==== TEXTO SELECIONADO
“por
amor ao clube, fazemos qualquer sacrifício”.
Frase de Dulce Rosalina
1956 Rainhas do Rádio e da Arquibancada
Em
meados dos anos 1950 começava a reinar nos estádios Dulce Rosalina. Primeira e
única torcida organizada do Vasco até o início dos anos 1970, a Torcida
Organizada do Vasco (TOV) teve como grande líder e presidente desde a sua
fundação em 1943, João de Luca, que ficou na direção da mesma até 1956, quando
se afastou por motivo de saúde. A partir
deste ano uma jovem passou a comandar a torcida com o mesmo talento e
disposição: a carioca Dulce Rosalina Ponce de Leon, se tornou a maior
representante da torcida cruzmaltina nos próximos 30 anos, conduzindo sua
torcida em todos os estádios do Rio de Janeiro e por outros estados,
especialmente São Paulo, nas partidas do Vasco no torneio Rio-São Paulo e
depois pelo campeonato brasileiro.
Única mulher ocupando um lugar de
destaque entre os torcedores nos anos 1950, Dulce acompanhava as atividades do clube desde muito cedo
influenciada por seu pai, um português que se tornou vascaíno em virtude da
história do clube de combate ao preconceito racial.
Dulce passou a integrar
esporadicamente a TOV junto de outros jovens ainda nos anos 1940, lá fazia
amizade com jogadores, dirigentes e associados do clube. Desse contato
cotidiano com a vida de sua agremiação surgiram suas principais amizades e
contatos. Foi a através do futebol que Dulce conheceu o jogador Ponce de Leon,
que atuou no próprio Vasco e no São Paulo, casando com o atleta em 1949 e
vivendo junto com ele até 1965, quando ficou viúva.
Mesmo casada Dulce era uma
referência na torcida do Vasco em função de sua afeição ao clube da qual
devotava um amor sem igual, fazendo-o uma extensão de sua família, acompanhando
aos jogos e todos os dias no clube conversando com os atletas e ouvindo os
dirigentes.
Dulce
representou por anos o ideal do torcedor-simbolo de um clube, sendo por isto
elogiada e exaltada pela imprensa que fez de suas atitudes um exemplo a ser
seguido por outros torcedores. A torcedora nunca era apresentada como fanática
que perde a razão para acompanhar o seu time do coração, nem de forma caricata
do torcedor alienado. Sempre foi exaltada a figura de uma pessoa que renuncia
de outros caminhos da vida para incentivar o seu clube. Sua liderança a fez
respeitada em todo o Brasil e querida em todos os lugares que passou. Uma
liderança nos dias atuais que não trabalhasse para acompanhar o clube, seria,
no mínimo, acusada de se beneficiar do clube de alguma maneira. No entanto, a
imagem de Dulce construída nos anos 1950 e 1960 foi de exemplo de torcedora
fiel: “pensei em trabalhar, desempenhar atividade no comercio ou na industria,
todavia, concluí que seria desperdiçar energia. Poderia ficar impossibilitada,
por exemplo, de participar intensamente da vida do meu Vasco, como vinha
fazendo, e não sei se suportaria privar-me da maior alegria de minha vida, que
é estar sempre a sua disposição”(CARVALHO, 1968, p.227).
========
==== DADOS DISPONÍVEIS
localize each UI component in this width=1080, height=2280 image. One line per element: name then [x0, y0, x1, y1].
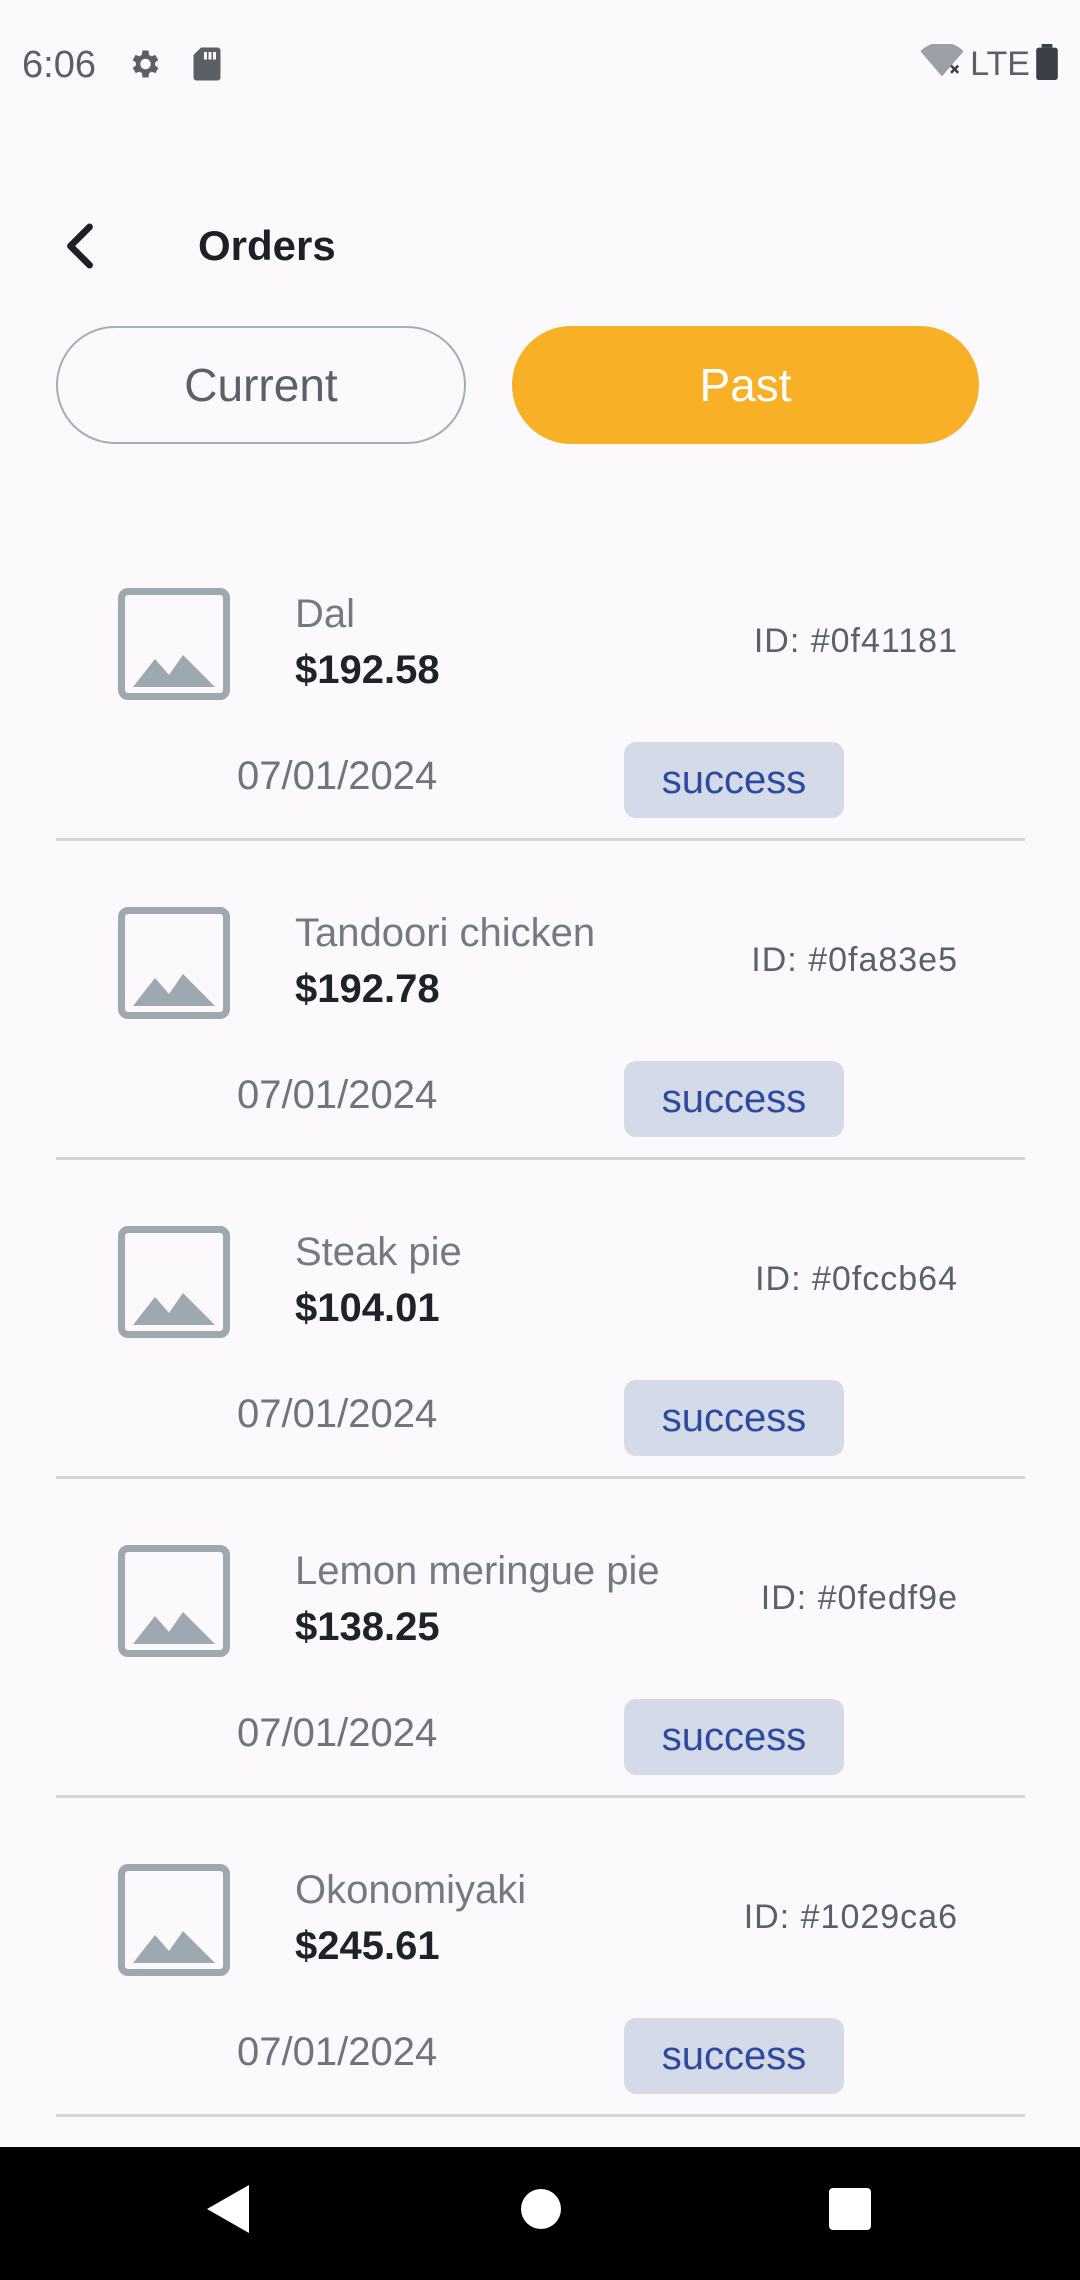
sd-card-icon	[192, 46, 222, 87]
order-item[interactable]: Lemon meringue pie $138.25 ID: #0fedf9e …	[0, 1517, 1080, 1836]
divider	[56, 2114, 1025, 2117]
nav-recents-icon[interactable]	[828, 2183, 872, 2236]
status-badge: success	[624, 1699, 844, 1775]
order-item[interactable]: Tandoori chicken $192.78 ID: #0fa83e5 07…	[0, 879, 1080, 1198]
order-date: 07/01/2024	[237, 1073, 438, 1117]
image-placeholder-icon	[118, 1864, 230, 1976]
divider	[56, 1476, 1025, 1479]
back-button[interactable]	[52, 218, 108, 274]
order-item[interactable]: Okonomiyaki $245.61 ID: #1029ca6 07/01/2…	[0, 1836, 1080, 2155]
status-badge: success	[624, 1380, 844, 1456]
chevron-left-icon	[67, 223, 93, 269]
status-right: LTE	[920, 42, 1058, 85]
status-badge: success	[624, 2018, 844, 2094]
network-type: LTE	[970, 45, 1030, 83]
order-price: $245.61	[295, 1924, 440, 1968]
order-id: ID: #0f41181	[753, 622, 958, 660]
status-time: 6:06	[22, 44, 96, 86]
order-date: 07/01/2024	[237, 2030, 438, 2074]
page-title: Orders	[198, 222, 336, 269]
order-price: $104.01	[295, 1286, 440, 1330]
image-placeholder-icon	[118, 588, 230, 700]
battery-icon	[1036, 44, 1058, 85]
image-placeholder-icon	[118, 1545, 230, 1657]
divider	[56, 1157, 1025, 1160]
order-price: $192.78	[295, 967, 440, 1011]
divider	[56, 838, 1025, 841]
settings-gear-icon	[126, 46, 162, 87]
divider	[56, 1795, 1025, 1798]
orders-list: Dal $192.58 ID: #0f41181 07/01/2024 succ…	[0, 560, 1080, 2155]
order-name: Dal	[295, 592, 356, 636]
order-name: Lemon meringue pie	[295, 1549, 660, 1593]
nav-home-icon[interactable]	[519, 2183, 563, 2236]
status-badge: success	[624, 1061, 844, 1137]
order-item[interactable]: Steak pie $104.01 ID: #0fccb64 07/01/202…	[0, 1198, 1080, 1517]
navigation-bar	[0, 2147, 1080, 2280]
order-id: ID: #0fccb64	[755, 1260, 958, 1298]
order-date: 07/01/2024	[237, 1711, 438, 1755]
order-price: $138.25	[295, 1605, 440, 1649]
order-name: Steak pie	[295, 1230, 462, 1274]
nav-back-icon[interactable]	[205, 2183, 251, 2240]
wifi-off-icon	[920, 42, 964, 85]
order-name: Tandoori chicken	[295, 911, 596, 955]
status-bar: 6:06 LTE	[0, 0, 1080, 130]
status-badge: success	[624, 742, 844, 818]
order-price: $192.58	[295, 648, 440, 692]
image-placeholder-icon	[118, 907, 230, 1019]
order-id: ID: #0fa83e5	[751, 941, 958, 979]
order-name: Okonomiyaki	[295, 1868, 527, 1912]
tab-current[interactable]: Current	[56, 326, 466, 444]
order-id: ID: #1029ca6	[743, 1898, 958, 1936]
tab-past[interactable]: Past	[512, 326, 979, 444]
order-date: 07/01/2024	[237, 754, 438, 798]
order-item[interactable]: Dal $192.58 ID: #0f41181 07/01/2024 succ…	[0, 560, 1080, 879]
image-placeholder-icon	[118, 1226, 230, 1338]
order-id: ID: #0fedf9e	[760, 1579, 958, 1617]
order-date: 07/01/2024	[237, 1392, 438, 1436]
========
REQUISITOS DAS TAREFAS:
a - No texto sobre Dulce Rosalina, em que ano ela se casou com o jogador Ponce de Leon?
b - Localize e copie todas as linhas que contêm a palavra "badge", levando em conta maiúsculas e minúsculas.

RESPOSTAS EM ORDEM:
a - Em 1949.

b -
status-badge: success	[624, 1699, 844, 1775]
status-badge: success	[624, 1380, 844, 1456]
status-badge: success	[624, 2018, 844, 2094]
status-badge: success	[624, 1061, 844, 1137]
status-badge: success	[624, 742, 844, 818]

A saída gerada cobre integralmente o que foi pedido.